[Collected data]
·····

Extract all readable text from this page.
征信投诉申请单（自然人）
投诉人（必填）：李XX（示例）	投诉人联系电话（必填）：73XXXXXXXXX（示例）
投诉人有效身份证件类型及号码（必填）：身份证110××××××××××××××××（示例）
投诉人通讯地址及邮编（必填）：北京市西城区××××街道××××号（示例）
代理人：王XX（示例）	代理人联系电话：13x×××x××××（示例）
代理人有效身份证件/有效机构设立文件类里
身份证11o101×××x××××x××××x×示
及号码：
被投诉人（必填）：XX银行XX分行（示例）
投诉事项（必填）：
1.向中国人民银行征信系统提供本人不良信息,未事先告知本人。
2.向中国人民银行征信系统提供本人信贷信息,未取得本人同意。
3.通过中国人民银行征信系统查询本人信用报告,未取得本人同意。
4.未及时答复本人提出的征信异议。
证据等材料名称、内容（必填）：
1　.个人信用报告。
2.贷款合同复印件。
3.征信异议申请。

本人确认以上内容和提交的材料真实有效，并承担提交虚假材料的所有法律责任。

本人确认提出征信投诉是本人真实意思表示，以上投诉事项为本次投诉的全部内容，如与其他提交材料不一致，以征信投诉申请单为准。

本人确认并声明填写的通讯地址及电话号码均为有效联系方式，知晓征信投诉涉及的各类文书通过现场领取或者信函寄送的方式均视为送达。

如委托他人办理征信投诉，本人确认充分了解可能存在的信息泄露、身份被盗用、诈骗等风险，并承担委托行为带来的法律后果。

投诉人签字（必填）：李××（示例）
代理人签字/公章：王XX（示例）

·····

Requirement
Return the listing above in full, character for character.

Task answer
Extract all readable text from this page.
征信投诉申请单（自然人）
投诉人（必填）：李XX（示例）	投诉人联系电话（必填）：73XXXXXXXXX（示例）
投诉人有效身份证件类型及号码（必填）：身份证110××××××××××××××××（示例）
投诉人通讯地址及邮编（必填）：北京市西城区××××街道××××号（示例）
代理人：王XX（示例）	代理人联系电话：13x×××x××××（示例）
代理人有效身份证件/有效机构设立文件类里
身份证11o101×××x××××x××××x×示
及号码：
被投诉人（必填）：XX银行XX分行（示例）
投诉事项（必填）：
1.向中国人民银行征信系统提供本人不良信息,未事先告知本人。
2.向中国人民银行征信系统提供本人信贷信息,未取得本人同意。
3.通过中国人民银行征信系统查询本人信用报告,未取得本人同意。
4.未及时答复本人提出的征信异议。
证据等材料名称、内容（必填）：
1　.个人信用报告。
2.贷款合同复印件。
3.征信异议申请。

本人确认以上内容和提交的材料真实有效，并承担提交虚假材料的所有法律责任。

本人确认提出征信投诉是本人真实意思表示，以上投诉事项为本次投诉的全部内容，如与其他提交材料不一致，以征信投诉申请单为准。

本人确认并声明填写的通讯地址及电话号码均为有效联系方式，知晓征信投诉涉及的各类文书通过现场领取或者信函寄送的方式均视为送达。

如委托他人办理征信投诉，本人确认充分了解可能存在的信息泄露、身份被盗用、诈骗等风险，并承担委托行为带来的法律后果。

投诉人签字（必填）：李××（示例）
代理人签字/公章：王XX（示例）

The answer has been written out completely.